### Instructions for the task:
Give every line again exactly as it appears, please, but not the pictures.

(Stored data)
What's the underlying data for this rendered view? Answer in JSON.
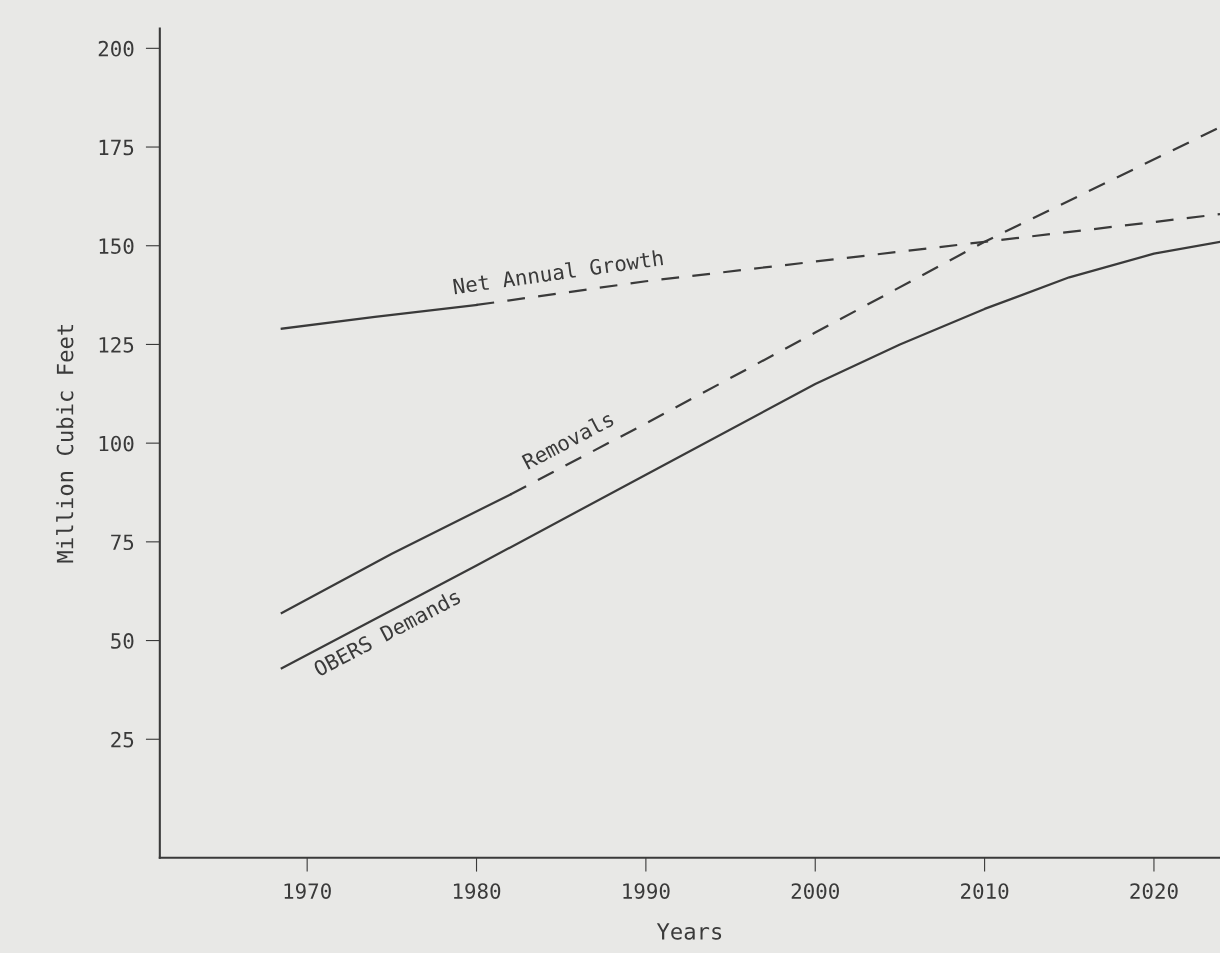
{
  "chart_data": {
    "type": "line",
    "xlabel": "Years",
    "ylabel": "Million Cubic Feet",
    "xlim": [
      1961.3,
      2023.9
    ],
    "ylim": [
      -5,
      205
    ],
    "xticks": [
      1970,
      1980,
      1990,
      2000,
      2010,
      2020
    ],
    "yticks": [
      25,
      50,
      75,
      100,
      125,
      150,
      175,
      200
    ],
    "grid": false,
    "marker": "none",
    "series": [
      {
        "color": "#3a3a3a",
        "line_style": "solid",
        "x": [
          1968.5,
          1974,
          1980
        ],
        "values": [
          129,
          132,
          135
        ]
      },
      {
        "name": "Net Annual Growth",
        "color": "#3a3a3a",
        "line_style": "dashed",
        "x": [
          1980,
          1990,
          2000,
          2010,
          2020,
          2023.9
        ],
        "values": [
          135,
          141,
          146,
          151,
          156,
          158
        ]
      },
      {
        "color": "#3a3a3a",
        "line_style": "solid",
        "x": [
          1968.5,
          1975,
          1982
        ],
        "values": [
          57,
          72,
          87
        ]
      },
      {
        "name": "Removals",
        "color": "#3a3a3a",
        "line_style": "dashed",
        "x": [
          1982,
          1990,
          2000,
          2010,
          2023.9
        ],
        "values": [
          87,
          105,
          128,
          151,
          180
        ]
      },
      {
        "name": "OBERS Demands",
        "color": "#3a3a3a",
        "line_style": "solid",
        "x": [
          1968.5,
          1980,
          1990,
          2000,
          2005,
          2010,
          2015,
          2020,
          2023.9
        ],
        "values": [
          43,
          69,
          92,
          115,
          125,
          134,
          142,
          148,
          151
        ]
      }
    ]
  }
}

### Correct output:
What's the underlying data for this rendered view? Answer in JSON.
{
  "chart_data": {
    "type": "line",
    "xlabel": "Years",
    "ylabel": "Million Cubic Feet",
    "xlim": [
      1961.3,
      2023.9
    ],
    "ylim": [
      -5,
      205
    ],
    "xticks": [
      1970,
      1980,
      1990,
      2000,
      2010,
      2020
    ],
    "yticks": [
      25,
      50,
      75,
      100,
      125,
      150,
      175,
      200
    ],
    "grid": false,
    "marker": "none",
    "series": [
      {
        "color": "#3a3a3a",
        "line_style": "solid",
        "x": [
          1968.5,
          1974,
          1980
        ],
        "values": [
          129,
          132,
          135
        ]
      },
      {
        "name": "Net Annual Growth",
        "color": "#3a3a3a",
        "line_style": "dashed",
        "x": [
          1980,
          1990,
          2000,
          2010,
          2020,
          2023.9
        ],
        "values": [
          135,
          141,
          146,
          151,
          156,
          158
        ]
      },
      {
        "color": "#3a3a3a",
        "line_style": "solid",
        "x": [
          1968.5,
          1975,
          1982
        ],
        "values": [
          57,
          72,
          87
        ]
      },
      {
        "name": "Removals",
        "color": "#3a3a3a",
        "line_style": "dashed",
        "x": [
          1982,
          1990,
          2000,
          2010,
          2023.9
        ],
        "values": [
          87,
          105,
          128,
          151,
          180
        ]
      },
      {
        "name": "OBERS Demands",
        "color": "#3a3a3a",
        "line_style": "solid",
        "x": [
          1968.5,
          1980,
          1990,
          2000,
          2005,
          2010,
          2015,
          2020,
          2023.9
        ],
        "values": [
          43,
          69,
          92,
          115,
          125,
          134,
          142,
          148,
          151
        ]
      }
    ]
  }
}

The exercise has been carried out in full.